Nothing but a number should be given: how many lines in the listing contain the word "text".

## Excerpted data
*-*-*

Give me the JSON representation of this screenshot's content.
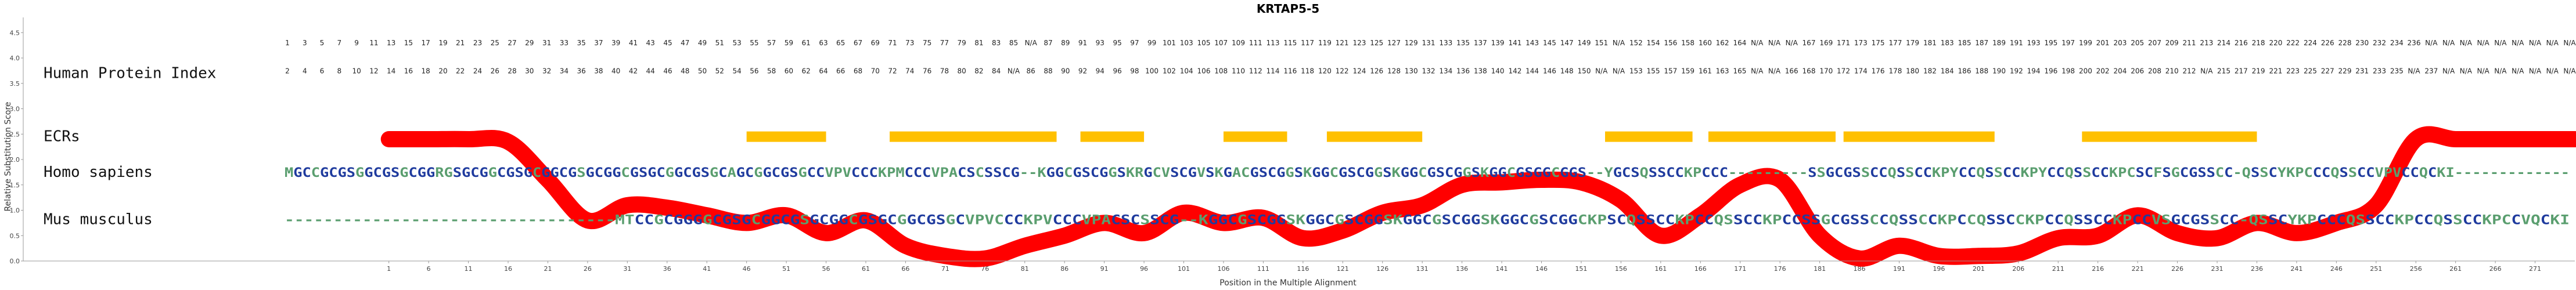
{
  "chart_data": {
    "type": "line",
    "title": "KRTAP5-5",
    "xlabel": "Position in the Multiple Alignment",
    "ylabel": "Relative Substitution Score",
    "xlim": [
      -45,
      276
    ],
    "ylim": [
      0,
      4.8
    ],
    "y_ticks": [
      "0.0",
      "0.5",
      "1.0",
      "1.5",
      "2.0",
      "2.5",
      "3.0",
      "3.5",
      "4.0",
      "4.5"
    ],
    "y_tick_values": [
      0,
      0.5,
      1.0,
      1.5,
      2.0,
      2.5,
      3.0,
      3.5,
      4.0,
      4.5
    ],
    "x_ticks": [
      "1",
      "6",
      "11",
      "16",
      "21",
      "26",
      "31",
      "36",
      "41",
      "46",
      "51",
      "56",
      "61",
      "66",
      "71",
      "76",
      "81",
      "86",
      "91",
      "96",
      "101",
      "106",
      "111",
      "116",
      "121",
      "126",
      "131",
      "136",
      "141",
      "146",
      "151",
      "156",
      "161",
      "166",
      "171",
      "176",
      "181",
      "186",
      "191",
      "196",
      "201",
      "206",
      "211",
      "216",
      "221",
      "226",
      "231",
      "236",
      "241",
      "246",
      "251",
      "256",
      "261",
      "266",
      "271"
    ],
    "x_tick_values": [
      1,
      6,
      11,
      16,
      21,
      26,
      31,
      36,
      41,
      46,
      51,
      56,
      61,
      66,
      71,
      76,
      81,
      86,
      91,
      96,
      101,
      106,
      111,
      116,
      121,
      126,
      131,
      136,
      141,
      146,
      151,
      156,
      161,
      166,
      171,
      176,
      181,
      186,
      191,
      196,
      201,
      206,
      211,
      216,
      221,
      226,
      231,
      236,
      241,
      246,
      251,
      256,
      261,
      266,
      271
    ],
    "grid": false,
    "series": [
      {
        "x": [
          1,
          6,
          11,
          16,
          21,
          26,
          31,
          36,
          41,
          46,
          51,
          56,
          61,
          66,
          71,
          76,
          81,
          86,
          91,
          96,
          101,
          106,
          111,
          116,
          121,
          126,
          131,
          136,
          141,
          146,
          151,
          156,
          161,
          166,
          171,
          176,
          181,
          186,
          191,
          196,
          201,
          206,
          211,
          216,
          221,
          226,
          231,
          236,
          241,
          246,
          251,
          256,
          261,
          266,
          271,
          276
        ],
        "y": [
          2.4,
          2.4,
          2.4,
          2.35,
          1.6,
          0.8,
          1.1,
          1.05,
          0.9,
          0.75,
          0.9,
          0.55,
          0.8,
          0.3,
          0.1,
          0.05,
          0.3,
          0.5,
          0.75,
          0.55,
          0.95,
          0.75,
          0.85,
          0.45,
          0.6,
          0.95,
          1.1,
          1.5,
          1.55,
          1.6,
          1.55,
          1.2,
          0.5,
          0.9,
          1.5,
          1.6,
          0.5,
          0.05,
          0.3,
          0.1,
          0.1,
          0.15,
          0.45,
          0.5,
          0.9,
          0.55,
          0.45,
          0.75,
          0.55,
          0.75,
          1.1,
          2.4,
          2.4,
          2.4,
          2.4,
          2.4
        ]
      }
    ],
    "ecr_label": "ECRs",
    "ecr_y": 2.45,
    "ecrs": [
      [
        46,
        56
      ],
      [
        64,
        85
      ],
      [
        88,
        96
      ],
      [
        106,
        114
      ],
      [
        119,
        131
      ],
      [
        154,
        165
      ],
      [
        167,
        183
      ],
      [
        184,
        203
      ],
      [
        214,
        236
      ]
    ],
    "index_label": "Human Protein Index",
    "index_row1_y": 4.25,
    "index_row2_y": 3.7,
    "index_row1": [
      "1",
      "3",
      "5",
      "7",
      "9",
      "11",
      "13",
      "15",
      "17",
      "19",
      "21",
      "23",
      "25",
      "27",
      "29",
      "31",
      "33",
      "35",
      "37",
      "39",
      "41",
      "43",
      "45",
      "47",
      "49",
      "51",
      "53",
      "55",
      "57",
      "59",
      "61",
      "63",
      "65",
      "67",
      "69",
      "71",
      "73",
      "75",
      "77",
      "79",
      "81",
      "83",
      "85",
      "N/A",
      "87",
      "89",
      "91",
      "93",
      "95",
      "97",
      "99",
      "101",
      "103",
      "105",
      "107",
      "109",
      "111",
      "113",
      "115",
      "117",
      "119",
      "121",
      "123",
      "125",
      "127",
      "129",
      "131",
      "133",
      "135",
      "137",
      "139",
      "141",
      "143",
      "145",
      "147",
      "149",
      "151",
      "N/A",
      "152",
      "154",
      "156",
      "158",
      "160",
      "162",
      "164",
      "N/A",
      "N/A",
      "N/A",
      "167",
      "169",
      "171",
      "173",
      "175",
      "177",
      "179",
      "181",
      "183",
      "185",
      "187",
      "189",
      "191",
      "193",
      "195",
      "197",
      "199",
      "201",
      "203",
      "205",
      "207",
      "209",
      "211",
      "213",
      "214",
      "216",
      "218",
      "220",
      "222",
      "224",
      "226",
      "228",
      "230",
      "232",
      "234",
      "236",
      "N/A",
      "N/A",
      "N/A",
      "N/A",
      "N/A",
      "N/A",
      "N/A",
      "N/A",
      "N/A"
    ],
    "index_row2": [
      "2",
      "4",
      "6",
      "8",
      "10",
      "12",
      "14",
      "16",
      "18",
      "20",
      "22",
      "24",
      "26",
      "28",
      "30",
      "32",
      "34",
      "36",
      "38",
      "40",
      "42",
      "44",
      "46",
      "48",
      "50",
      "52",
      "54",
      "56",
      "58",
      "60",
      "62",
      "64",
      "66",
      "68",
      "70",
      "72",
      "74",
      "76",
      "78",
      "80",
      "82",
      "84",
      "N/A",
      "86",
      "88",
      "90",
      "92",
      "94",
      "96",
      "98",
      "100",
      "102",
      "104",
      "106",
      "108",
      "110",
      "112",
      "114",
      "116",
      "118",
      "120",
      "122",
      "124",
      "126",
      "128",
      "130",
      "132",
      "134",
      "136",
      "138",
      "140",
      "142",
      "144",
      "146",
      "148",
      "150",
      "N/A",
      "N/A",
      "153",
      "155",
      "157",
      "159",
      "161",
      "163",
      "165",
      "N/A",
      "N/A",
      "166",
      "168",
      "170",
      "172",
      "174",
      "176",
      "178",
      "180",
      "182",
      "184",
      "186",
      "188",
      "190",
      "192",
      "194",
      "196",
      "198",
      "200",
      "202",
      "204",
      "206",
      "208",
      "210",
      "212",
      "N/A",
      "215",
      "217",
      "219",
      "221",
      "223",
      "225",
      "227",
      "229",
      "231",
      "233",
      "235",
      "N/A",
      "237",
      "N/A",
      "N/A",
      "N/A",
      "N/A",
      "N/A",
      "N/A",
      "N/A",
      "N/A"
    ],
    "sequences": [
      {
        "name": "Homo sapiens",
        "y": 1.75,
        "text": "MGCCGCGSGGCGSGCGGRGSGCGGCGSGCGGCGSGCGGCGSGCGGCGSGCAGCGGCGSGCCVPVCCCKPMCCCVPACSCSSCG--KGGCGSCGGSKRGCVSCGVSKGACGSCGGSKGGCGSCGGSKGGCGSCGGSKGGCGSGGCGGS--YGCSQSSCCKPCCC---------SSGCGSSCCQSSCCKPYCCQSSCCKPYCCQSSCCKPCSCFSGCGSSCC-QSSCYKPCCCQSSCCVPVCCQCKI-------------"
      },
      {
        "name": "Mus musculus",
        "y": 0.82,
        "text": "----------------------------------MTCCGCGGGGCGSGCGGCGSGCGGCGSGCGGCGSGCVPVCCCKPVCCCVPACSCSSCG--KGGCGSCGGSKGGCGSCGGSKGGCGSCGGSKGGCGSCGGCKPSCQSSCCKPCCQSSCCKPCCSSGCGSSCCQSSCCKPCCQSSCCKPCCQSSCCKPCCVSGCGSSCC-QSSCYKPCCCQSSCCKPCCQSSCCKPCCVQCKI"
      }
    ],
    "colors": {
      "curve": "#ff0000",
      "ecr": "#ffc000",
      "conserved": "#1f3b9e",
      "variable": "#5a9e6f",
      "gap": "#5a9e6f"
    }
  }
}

*-*-*

## Task solution
2